── Information supplied ──
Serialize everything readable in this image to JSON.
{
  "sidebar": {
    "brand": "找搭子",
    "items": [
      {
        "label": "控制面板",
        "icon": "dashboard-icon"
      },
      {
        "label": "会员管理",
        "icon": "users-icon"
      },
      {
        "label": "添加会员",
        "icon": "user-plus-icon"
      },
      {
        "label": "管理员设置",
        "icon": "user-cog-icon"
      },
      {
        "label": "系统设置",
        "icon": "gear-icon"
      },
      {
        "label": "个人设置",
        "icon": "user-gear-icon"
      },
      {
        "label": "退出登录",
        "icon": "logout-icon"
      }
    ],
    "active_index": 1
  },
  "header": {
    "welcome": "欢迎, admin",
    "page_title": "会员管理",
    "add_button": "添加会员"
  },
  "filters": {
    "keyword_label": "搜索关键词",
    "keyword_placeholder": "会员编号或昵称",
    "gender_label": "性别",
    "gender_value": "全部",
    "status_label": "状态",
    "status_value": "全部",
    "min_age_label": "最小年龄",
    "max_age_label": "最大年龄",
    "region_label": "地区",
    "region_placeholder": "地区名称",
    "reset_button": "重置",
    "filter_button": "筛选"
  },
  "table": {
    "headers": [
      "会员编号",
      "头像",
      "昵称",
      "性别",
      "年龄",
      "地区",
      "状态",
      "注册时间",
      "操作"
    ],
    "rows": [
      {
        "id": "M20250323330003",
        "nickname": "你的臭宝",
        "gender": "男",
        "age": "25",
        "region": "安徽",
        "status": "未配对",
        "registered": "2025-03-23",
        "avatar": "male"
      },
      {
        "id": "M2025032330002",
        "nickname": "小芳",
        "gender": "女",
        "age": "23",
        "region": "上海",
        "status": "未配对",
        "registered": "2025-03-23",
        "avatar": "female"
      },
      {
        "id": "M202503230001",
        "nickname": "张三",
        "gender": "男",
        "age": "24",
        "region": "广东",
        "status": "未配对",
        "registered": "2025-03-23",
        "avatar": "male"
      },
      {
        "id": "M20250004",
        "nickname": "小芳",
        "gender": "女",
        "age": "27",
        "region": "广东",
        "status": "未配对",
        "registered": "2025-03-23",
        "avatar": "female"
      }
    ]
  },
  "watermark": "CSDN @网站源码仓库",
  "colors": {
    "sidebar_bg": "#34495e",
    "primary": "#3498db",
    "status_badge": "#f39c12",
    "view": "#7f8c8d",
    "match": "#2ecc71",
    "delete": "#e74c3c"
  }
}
───
● **Problem details**: Collect every line from the records above that contains the word "nickname".

● **Reply**:
        "nickname": "你的臭宝",
        "nickname": "小芳",
        "nickname": "张三",
        "nickname": "小芳",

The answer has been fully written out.